EXERCISE INSTRUCTIONS:
Retype all of the data exactly as given.

== DATA SUPPLIED

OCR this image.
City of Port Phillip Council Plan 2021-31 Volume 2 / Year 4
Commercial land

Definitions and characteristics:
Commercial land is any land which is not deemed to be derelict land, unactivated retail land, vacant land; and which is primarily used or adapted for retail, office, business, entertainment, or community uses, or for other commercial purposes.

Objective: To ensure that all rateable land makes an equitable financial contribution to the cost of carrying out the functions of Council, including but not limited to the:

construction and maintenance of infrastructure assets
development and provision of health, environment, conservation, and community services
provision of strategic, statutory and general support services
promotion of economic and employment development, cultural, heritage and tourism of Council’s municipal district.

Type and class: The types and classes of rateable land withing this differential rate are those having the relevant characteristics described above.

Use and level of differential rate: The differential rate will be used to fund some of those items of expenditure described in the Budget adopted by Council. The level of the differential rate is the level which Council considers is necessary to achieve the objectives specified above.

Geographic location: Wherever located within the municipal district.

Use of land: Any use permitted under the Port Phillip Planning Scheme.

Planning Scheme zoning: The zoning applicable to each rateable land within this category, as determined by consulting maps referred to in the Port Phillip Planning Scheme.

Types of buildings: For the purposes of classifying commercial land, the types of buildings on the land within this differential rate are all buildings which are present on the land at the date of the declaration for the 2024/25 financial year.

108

====

TASK OUTPUT:
OCR this image.
City of Port Phillip Council Plan 2021-31 Volume 2 / Year 4
Commercial land

Definitions and characteristics:
Commercial land is any land which is not deemed to be derelict land, unactivated retail land, vacant land; and which is primarily used or adapted for retail, office, business, entertainment, or community uses, or for other commercial purposes.

Objective: To ensure that all rateable land makes an equitable financial contribution to the cost of carrying out the functions of Council, including but not limited to the:

construction and maintenance of infrastructure assets
development and provision of health, environment, conservation, and community services
provision of strategic, statutory and general support services
promotion of economic and employment development, cultural, heritage and tourism of Council’s municipal district.

Type and class: The types and classes of rateable land withing this differential rate are those having the relevant characteristics described above.

Use and level of differential rate: The differential rate will be used to fund some of those items of expenditure described in the Budget adopted by Council. The level of the differential rate is the level which Council considers is necessary to achieve the objectives specified above.

Geographic location: Wherever located within the municipal district.

Use of land: Any use permitted under the Port Phillip Planning Scheme.

Planning Scheme zoning: The zoning applicable to each rateable land within this category, as determined by consulting maps referred to in the Port Phillip Planning Scheme.

Types of buildings: For the purposes of classifying commercial land, the types of buildings on the land within this differential rate are all buildings which are present on the land at the date of the declaration for the 2024/25 financial year.

108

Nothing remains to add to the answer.